#### [What you should do]
Gather all lines from the material that contain the word "using".

#### Source material ####

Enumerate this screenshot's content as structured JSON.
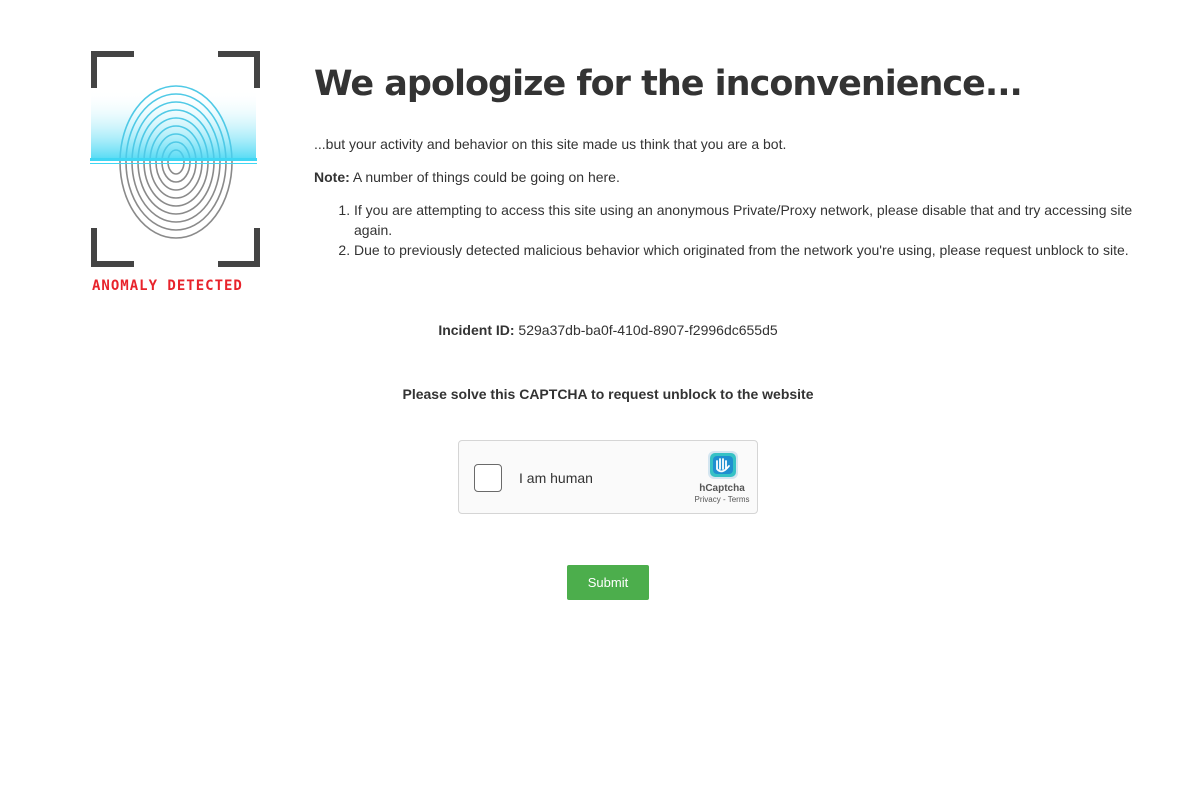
{
  "logo": {
    "text": "ANOMALY DETECTED",
    "icon": "fingerprint-scan-icon",
    "colors": {
      "frame": "#444444",
      "scan": "#3fd6f3",
      "text": "#e8232b"
    }
  },
  "heading": "We apologize for the inconvenience...",
  "intro": "...but your activity and behavior on this site made us think that you are a bot.",
  "note": {
    "label": "Note:",
    "text": " A number of things could be going on here."
  },
  "reasons": [
    "If you are attempting to access this site using an anonymous Private/Proxy network, please disable that and try accessing site again.",
    "Due to previously detected malicious behavior which originated from the network you're using, please request unblock to site."
  ],
  "incident": {
    "label": "Incident ID:",
    "id": " 529a37db-ba0f-410d-8907-f2996dc655d5"
  },
  "captcha_prompt": "Please solve this CAPTCHA to request unblock to the website",
  "hcaptcha": {
    "label": "I am human",
    "brand": "hCaptcha",
    "privacy": "Privacy",
    "separator": " - ",
    "terms": "Terms",
    "checked": false
  },
  "submit": {
    "label": "Submit",
    "color": "#4cae4c"
  }
}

####

#### [Answer in full]
    "If you are attempting to access this site using an anonymous Private/Proxy network, please disable that and try accessing site again.",
    "Due to previously detected malicious behavior which originated from the network you're using, please request unblock to site."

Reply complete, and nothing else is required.